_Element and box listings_
※
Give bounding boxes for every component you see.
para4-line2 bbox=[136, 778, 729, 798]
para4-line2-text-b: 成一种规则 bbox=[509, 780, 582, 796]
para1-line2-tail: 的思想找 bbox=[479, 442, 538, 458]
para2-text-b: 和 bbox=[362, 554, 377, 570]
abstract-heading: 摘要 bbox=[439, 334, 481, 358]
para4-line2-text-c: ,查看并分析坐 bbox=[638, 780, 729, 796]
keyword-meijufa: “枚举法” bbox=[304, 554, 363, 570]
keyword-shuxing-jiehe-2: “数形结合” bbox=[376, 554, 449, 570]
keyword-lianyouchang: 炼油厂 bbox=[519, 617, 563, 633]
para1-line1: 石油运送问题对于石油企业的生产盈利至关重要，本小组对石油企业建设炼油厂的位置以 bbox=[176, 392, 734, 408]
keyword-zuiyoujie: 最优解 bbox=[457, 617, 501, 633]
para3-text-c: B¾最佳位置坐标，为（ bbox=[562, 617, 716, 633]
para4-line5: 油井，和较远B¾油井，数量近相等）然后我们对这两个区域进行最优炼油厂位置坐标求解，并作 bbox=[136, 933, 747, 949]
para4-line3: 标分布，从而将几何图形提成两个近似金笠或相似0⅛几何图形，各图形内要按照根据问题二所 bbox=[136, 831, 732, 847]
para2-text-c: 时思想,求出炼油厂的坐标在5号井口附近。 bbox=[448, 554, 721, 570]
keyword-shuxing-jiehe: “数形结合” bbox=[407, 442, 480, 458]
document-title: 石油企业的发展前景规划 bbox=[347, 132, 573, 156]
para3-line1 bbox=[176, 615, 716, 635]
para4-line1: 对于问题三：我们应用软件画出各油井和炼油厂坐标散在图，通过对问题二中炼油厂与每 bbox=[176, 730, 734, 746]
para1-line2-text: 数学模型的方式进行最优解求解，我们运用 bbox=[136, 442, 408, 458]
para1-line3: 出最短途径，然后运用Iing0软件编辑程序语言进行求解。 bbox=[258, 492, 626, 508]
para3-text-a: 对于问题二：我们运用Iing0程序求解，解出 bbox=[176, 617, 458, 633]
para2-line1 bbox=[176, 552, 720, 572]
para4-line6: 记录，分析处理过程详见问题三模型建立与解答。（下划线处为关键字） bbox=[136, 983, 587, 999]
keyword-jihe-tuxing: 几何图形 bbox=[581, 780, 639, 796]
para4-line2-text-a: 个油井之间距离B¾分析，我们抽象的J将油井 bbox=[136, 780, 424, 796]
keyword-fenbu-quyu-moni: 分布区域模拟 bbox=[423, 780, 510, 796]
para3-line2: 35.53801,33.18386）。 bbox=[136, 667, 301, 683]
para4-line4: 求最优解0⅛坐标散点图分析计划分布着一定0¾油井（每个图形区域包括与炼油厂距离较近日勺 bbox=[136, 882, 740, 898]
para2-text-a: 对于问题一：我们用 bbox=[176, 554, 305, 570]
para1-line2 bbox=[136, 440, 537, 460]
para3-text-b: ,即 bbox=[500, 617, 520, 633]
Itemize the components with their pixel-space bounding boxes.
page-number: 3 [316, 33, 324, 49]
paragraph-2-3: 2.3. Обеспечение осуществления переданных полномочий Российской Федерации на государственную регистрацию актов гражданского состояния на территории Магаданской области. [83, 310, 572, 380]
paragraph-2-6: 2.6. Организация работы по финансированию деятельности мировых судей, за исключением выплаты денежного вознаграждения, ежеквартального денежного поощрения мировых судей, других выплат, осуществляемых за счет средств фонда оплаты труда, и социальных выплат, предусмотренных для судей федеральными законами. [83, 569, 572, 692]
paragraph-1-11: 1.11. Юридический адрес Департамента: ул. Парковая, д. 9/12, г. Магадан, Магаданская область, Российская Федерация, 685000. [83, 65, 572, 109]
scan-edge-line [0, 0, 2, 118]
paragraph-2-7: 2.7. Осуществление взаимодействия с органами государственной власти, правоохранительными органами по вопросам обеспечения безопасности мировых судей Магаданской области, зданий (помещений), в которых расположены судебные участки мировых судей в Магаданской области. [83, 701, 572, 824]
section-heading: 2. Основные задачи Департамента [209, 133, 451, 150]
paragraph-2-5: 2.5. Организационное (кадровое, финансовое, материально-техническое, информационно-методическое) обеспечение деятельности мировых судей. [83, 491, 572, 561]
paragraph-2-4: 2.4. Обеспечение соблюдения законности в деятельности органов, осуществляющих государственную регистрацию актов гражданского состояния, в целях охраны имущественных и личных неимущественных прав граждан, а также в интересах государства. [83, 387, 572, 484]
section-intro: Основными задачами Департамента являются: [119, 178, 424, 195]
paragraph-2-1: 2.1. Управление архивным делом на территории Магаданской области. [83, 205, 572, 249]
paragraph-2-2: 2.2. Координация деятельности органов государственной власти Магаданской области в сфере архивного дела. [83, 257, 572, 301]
※
Count the lines in the listing above that contain the string "boxes", treating uppercase and lowercase as distinct. Reply with the number alone.

2